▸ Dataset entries

start

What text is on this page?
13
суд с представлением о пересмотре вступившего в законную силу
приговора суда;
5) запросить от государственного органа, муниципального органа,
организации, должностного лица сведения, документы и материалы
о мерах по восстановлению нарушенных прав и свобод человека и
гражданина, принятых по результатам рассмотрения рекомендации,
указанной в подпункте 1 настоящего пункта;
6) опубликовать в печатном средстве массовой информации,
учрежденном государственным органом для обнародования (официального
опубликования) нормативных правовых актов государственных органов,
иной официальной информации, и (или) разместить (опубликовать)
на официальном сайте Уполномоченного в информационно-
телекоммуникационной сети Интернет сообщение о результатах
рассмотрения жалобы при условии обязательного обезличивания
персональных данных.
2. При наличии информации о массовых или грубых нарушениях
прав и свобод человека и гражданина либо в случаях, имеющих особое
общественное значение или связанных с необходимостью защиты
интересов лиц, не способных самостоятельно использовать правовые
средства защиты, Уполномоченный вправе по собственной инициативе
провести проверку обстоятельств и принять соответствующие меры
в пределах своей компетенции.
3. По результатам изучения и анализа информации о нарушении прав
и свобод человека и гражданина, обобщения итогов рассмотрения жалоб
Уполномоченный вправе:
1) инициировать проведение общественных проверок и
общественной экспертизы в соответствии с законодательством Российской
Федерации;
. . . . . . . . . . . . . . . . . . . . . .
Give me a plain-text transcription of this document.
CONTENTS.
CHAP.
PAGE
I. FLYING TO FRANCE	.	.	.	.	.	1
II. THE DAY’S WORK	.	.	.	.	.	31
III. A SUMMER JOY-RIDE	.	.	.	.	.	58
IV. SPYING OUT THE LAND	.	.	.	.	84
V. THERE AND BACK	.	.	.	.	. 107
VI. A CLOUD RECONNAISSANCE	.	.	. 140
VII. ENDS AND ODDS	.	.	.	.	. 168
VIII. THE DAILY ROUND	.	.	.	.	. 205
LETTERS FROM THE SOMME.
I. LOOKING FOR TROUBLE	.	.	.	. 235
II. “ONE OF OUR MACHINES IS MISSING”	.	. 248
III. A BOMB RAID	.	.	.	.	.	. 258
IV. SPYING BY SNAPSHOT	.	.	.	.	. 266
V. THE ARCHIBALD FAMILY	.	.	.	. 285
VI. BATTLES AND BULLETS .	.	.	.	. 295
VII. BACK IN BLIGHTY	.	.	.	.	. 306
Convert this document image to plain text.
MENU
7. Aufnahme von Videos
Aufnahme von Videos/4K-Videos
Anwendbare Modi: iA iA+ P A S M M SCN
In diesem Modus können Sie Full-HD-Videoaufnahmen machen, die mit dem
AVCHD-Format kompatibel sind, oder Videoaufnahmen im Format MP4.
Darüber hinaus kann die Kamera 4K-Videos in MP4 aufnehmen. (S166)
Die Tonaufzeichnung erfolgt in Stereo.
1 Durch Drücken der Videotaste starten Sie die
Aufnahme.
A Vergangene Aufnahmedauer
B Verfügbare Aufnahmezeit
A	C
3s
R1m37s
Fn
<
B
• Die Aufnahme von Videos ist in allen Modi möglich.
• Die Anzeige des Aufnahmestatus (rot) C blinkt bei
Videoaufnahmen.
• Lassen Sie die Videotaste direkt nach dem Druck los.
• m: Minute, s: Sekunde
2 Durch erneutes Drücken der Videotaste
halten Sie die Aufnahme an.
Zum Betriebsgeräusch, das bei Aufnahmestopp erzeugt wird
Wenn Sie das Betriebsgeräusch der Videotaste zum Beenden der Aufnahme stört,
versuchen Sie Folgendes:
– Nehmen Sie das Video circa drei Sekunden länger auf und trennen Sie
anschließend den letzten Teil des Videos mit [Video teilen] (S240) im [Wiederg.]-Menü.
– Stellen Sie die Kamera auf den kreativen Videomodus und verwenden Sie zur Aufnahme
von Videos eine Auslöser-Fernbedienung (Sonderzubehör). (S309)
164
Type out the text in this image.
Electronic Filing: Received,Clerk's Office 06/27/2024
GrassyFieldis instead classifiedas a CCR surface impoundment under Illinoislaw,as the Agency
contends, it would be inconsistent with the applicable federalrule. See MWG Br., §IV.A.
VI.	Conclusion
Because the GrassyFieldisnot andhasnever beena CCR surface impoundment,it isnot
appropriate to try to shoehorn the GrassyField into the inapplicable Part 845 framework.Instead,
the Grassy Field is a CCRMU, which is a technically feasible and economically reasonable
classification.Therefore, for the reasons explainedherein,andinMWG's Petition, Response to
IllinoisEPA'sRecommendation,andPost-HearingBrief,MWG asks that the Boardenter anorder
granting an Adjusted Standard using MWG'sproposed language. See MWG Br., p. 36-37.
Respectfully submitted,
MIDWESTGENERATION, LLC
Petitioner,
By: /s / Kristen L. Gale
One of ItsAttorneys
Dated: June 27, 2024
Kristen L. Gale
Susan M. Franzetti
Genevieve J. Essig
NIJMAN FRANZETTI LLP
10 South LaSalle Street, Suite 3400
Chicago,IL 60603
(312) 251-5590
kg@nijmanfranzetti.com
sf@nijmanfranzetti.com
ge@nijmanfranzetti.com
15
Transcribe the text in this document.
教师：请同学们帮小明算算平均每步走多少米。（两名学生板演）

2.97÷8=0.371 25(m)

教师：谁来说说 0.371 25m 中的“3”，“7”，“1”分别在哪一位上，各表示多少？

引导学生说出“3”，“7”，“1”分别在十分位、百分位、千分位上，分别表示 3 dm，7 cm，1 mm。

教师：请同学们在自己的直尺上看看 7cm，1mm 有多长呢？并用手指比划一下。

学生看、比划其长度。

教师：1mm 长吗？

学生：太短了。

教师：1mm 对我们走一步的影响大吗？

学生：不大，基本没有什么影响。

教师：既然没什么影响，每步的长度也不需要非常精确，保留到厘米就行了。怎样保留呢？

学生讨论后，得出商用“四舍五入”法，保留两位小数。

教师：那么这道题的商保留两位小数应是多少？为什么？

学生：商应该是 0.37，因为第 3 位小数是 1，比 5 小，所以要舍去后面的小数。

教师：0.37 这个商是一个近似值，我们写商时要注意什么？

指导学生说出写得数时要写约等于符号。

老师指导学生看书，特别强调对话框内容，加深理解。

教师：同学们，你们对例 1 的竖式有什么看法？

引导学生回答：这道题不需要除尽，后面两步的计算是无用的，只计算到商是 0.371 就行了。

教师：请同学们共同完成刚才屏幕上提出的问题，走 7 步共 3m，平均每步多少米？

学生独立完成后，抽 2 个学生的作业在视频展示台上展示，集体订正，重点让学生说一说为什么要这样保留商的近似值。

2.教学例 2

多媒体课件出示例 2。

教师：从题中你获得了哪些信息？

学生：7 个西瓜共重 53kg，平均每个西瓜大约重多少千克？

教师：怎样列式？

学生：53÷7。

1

end

Exactly as shown above, return every record.

What text is on this page?
13
суд с представлением о пересмотре вступившего в законную силу
приговора суда;
5) запросить от государственного органа, муниципального органа,
организации, должностного лица сведения, документы и материалы
о мерах по восстановлению нарушенных прав и свобод человека и
гражданина, принятых по результатам рассмотрения рекомендации,
указанной в подпункте 1 настоящего пункта;
6) опубликовать в печатном средстве массовой информации,
учрежденном государственным органом для обнародования (официального
опубликования) нормативных правовых актов государственных органов,
иной официальной информации, и (или) разместить (опубликовать)
на официальном сайте Уполномоченного в информационно-
телекоммуникационной сети Интернет сообщение о результатах
рассмотрения жалобы при условии обязательного обезличивания
персональных данных.
2. При наличии информации о массовых или грубых нарушениях
прав и свобод человека и гражданина либо в случаях, имеющих особое
общественное значение или связанных с необходимостью защиты
интересов лиц, не способных самостоятельно использовать правовые
средства защиты, Уполномоченный вправе по собственной инициативе
провести проверку обстоятельств и принять соответствующие меры
в пределах своей компетенции.
3. По результатам изучения и анализа информации о нарушении прав
и свобод человека и гражданина, обобщения итогов рассмотрения жалоб
Уполномоченный вправе:
1) инициировать проведение общественных проверок и
общественной экспертизы в соответствии с законодательством Российской
Федерации;
. . . . . . . . . . . . . . . . . . . . . .
Give me a plain-text transcription of this document.
CONTENTS.
CHAP.
PAGE
I. FLYING TO FRANCE	.	.	.	.	.	1
II. THE DAY’S WORK	.	.	.	.	.	31
III. A SUMMER JOY-RIDE	.	.	.	.	.	58
IV. SPYING OUT THE LAND	.	.	.	.	84
V. THERE AND BACK	.	.	.	.	. 107
VI. A CLOUD RECONNAISSANCE	.	.	. 140
VII. ENDS AND ODDS	.	.	.	.	. 168
VIII. THE DAILY ROUND	.	.	.	.	. 205
LETTERS FROM THE SOMME.
I. LOOKING FOR TROUBLE	.	.	.	. 235
II. “ONE OF OUR MACHINES IS MISSING”	.	. 248
III. A BOMB RAID	.	.	.	.	.	. 258
IV. SPYING BY SNAPSHOT	.	.	.	.	. 266
V. THE ARCHIBALD FAMILY	.	.	.	. 285
VI. BATTLES AND BULLETS .	.	.	.	. 295
VII. BACK IN BLIGHTY	.	.	.	.	. 306
Convert this document image to plain text.
MENU
7. Aufnahme von Videos
Aufnahme von Videos/4K-Videos
Anwendbare Modi: iA iA+ P A S M M SCN
In diesem Modus können Sie Full-HD-Videoaufnahmen machen, die mit dem
AVCHD-Format kompatibel sind, oder Videoaufnahmen im Format MP4.
Darüber hinaus kann die Kamera 4K-Videos in MP4 aufnehmen. (S166)
Die Tonaufzeichnung erfolgt in Stereo.
1 Durch Drücken der Videotaste starten Sie die
Aufnahme.
A Vergangene Aufnahmedauer
B Verfügbare Aufnahmezeit
A	C
3s
R1m37s
Fn
<
B
• Die Aufnahme von Videos ist in allen Modi möglich.
• Die Anzeige des Aufnahmestatus (rot) C blinkt bei
Videoaufnahmen.
• Lassen Sie die Videotaste direkt nach dem Druck los.
• m: Minute, s: Sekunde
2 Durch erneutes Drücken der Videotaste
halten Sie die Aufnahme an.
Zum Betriebsgeräusch, das bei Aufnahmestopp erzeugt wird
Wenn Sie das Betriebsgeräusch der Videotaste zum Beenden der Aufnahme stört,
versuchen Sie Folgendes:
– Nehmen Sie das Video circa drei Sekunden länger auf und trennen Sie
anschließend den letzten Teil des Videos mit [Video teilen] (S240) im [Wiederg.]-Menü.
– Stellen Sie die Kamera auf den kreativen Videomodus und verwenden Sie zur Aufnahme
von Videos eine Auslöser-Fernbedienung (Sonderzubehör). (S309)
164
Type out the text in this image.
Electronic Filing: Received,Clerk's Office 06/27/2024
GrassyFieldis instead classifiedas a CCR surface impoundment under Illinoislaw,as the Agency
contends, it would be inconsistent with the applicable federalrule. See MWG Br., §IV.A.
VI.	Conclusion
Because the GrassyFieldisnot andhasnever beena CCR surface impoundment,it isnot
appropriate to try to shoehorn the GrassyField into the inapplicable Part 845 framework.Instead,
the Grassy Field is a CCRMU, which is a technically feasible and economically reasonable
classification.Therefore, for the reasons explainedherein,andinMWG's Petition, Response to
IllinoisEPA'sRecommendation,andPost-HearingBrief,MWG asks that the Boardenter anorder
granting an Adjusted Standard using MWG'sproposed language. See MWG Br., p. 36-37.
Respectfully submitted,
MIDWESTGENERATION, LLC
Petitioner,
By: /s / Kristen L. Gale
One of ItsAttorneys
Dated: June 27, 2024
Kristen L. Gale
Susan M. Franzetti
Genevieve J. Essig
NIJMAN FRANZETTI LLP
10 South LaSalle Street, Suite 3400
Chicago,IL 60603
(312) 251-5590
kg@nijmanfranzetti.com
sf@nijmanfranzetti.com
ge@nijmanfranzetti.com
15
Transcribe the text in this document.
教师：请同学们帮小明算算平均每步走多少米。（两名学生板演）

2.97÷8=0.371 25(m)

教师：谁来说说 0.371 25m 中的“3”，“7”，“1”分别在哪一位上，各表示多少？

引导学生说出“3”，“7”，“1”分别在十分位、百分位、千分位上，分别表示 3 dm，7 cm，1 mm。

教师：请同学们在自己的直尺上看看 7cm，1mm 有多长呢？并用手指比划一下。

学生看、比划其长度。

教师：1mm 长吗？

学生：太短了。

教师：1mm 对我们走一步的影响大吗？

学生：不大，基本没有什么影响。

教师：既然没什么影响，每步的长度也不需要非常精确，保留到厘米就行了。怎样保留呢？

学生讨论后，得出商用“四舍五入”法，保留两位小数。

教师：那么这道题的商保留两位小数应是多少？为什么？

学生：商应该是 0.37，因为第 3 位小数是 1，比 5 小，所以要舍去后面的小数。

教师：0.37 这个商是一个近似值，我们写商时要注意什么？

指导学生说出写得数时要写约等于符号。

老师指导学生看书，特别强调对话框内容，加深理解。

教师：同学们，你们对例 1 的竖式有什么看法？

引导学生回答：这道题不需要除尽，后面两步的计算是无用的，只计算到商是 0.371 就行了。

教师：请同学们共同完成刚才屏幕上提出的问题，走 7 步共 3m，平均每步多少米？

学生独立完成后，抽 2 个学生的作业在视频展示台上展示，集体订正，重点让学生说一说为什么要这样保留商的近似值。

2.教学例 2

多媒体课件出示例 2。

教师：从题中你获得了哪些信息？

学生：7 个西瓜共重 53kg，平均每个西瓜大约重多少千克？

教师：怎样列式？

学生：53÷7。

1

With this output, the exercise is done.